- [The request]:
Repeat the material verbatim. Images are excluded from the copy.

START Records provided

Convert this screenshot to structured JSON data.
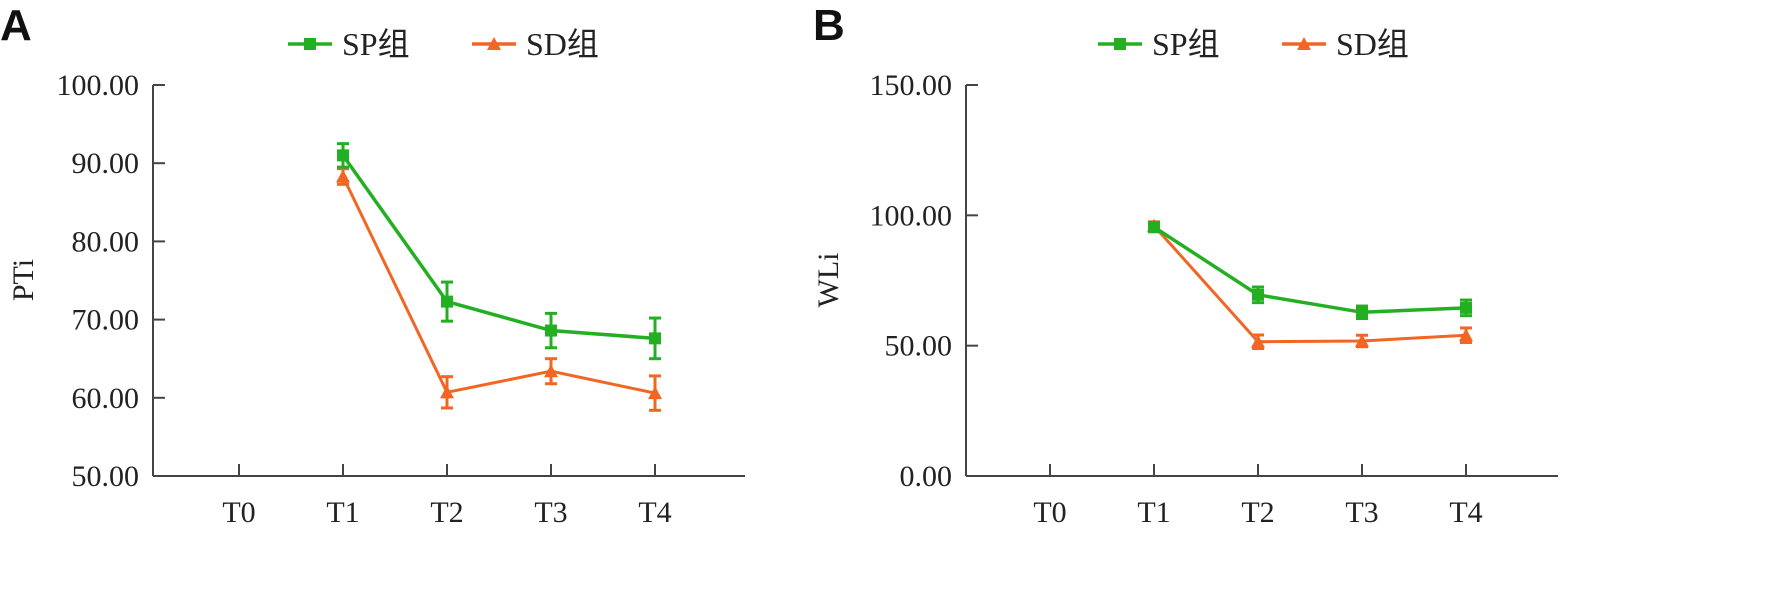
{
  "chart_data": [
    {
      "type": "line",
      "panel": "A",
      "ylabel": "PTi",
      "ylim": [
        50,
        100
      ],
      "yticks": [
        "50.00",
        "60.00",
        "70.00",
        "80.00",
        "90.00",
        "100.00"
      ],
      "categories": [
        "T0",
        "T1",
        "T2",
        "T3",
        "T4"
      ],
      "series": [
        {
          "name": "SP组",
          "color": "#22b022",
          "marker": "square",
          "values": [
            null,
            91.0,
            72.3,
            68.6,
            67.6
          ],
          "errors": [
            null,
            1.5,
            2.5,
            2.2,
            2.6
          ]
        },
        {
          "name": "SD组",
          "color": "#f26522",
          "marker": "triangle",
          "values": [
            null,
            88.3,
            60.7,
            63.4,
            60.6
          ],
          "errors": [
            null,
            1.0,
            2.0,
            1.6,
            2.2
          ]
        }
      ]
    },
    {
      "type": "line",
      "panel": "B",
      "ylabel": "WLi",
      "ylim": [
        0,
        150
      ],
      "yticks": [
        "0.00",
        "50.00",
        "100.00",
        "150.00"
      ],
      "categories": [
        "T0",
        "T1",
        "T2",
        "T3",
        "T4"
      ],
      "series": [
        {
          "name": "SP组",
          "color": "#22b022",
          "marker": "square",
          "values": [
            null,
            95.5,
            69.5,
            62.8,
            64.5
          ],
          "errors": [
            null,
            1.8,
            3.0,
            2.4,
            3.0
          ]
        },
        {
          "name": "SD组",
          "color": "#f26522",
          "marker": "triangle",
          "values": [
            null,
            96.0,
            51.5,
            51.8,
            54.0
          ],
          "errors": [
            null,
            1.5,
            2.6,
            2.2,
            2.8
          ]
        }
      ]
    }
  ]
}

END Records provided

- [Exercise result]:
Convert this screenshot to structured JSON data.
{
  "chart_data": [
    {
      "type": "line",
      "panel": "A",
      "ylabel": "PTi",
      "ylim": [
        50,
        100
      ],
      "yticks": [
        "50.00",
        "60.00",
        "70.00",
        "80.00",
        "90.00",
        "100.00"
      ],
      "categories": [
        "T0",
        "T1",
        "T2",
        "T3",
        "T4"
      ],
      "series": [
        {
          "name": "SP组",
          "color": "#22b022",
          "marker": "square",
          "values": [
            null,
            91.0,
            72.3,
            68.6,
            67.6
          ],
          "errors": [
            null,
            1.5,
            2.5,
            2.2,
            2.6
          ]
        },
        {
          "name": "SD组",
          "color": "#f26522",
          "marker": "triangle",
          "values": [
            null,
            88.3,
            60.7,
            63.4,
            60.6
          ],
          "errors": [
            null,
            1.0,
            2.0,
            1.6,
            2.2
          ]
        }
      ]
    },
    {
      "type": "line",
      "panel": "B",
      "ylabel": "WLi",
      "ylim": [
        0,
        150
      ],
      "yticks": [
        "0.00",
        "50.00",
        "100.00",
        "150.00"
      ],
      "categories": [
        "T0",
        "T1",
        "T2",
        "T3",
        "T4"
      ],
      "series": [
        {
          "name": "SP组",
          "color": "#22b022",
          "marker": "square",
          "values": [
            null,
            95.5,
            69.5,
            62.8,
            64.5
          ],
          "errors": [
            null,
            1.8,
            3.0,
            2.4,
            3.0
          ]
        },
        {
          "name": "SD组",
          "color": "#f26522",
          "marker": "triangle",
          "values": [
            null,
            96.0,
            51.5,
            51.8,
            54.0
          ],
          "errors": [
            null,
            1.5,
            2.6,
            2.2,
            2.8
          ]
        }
      ]
    }
  ]
}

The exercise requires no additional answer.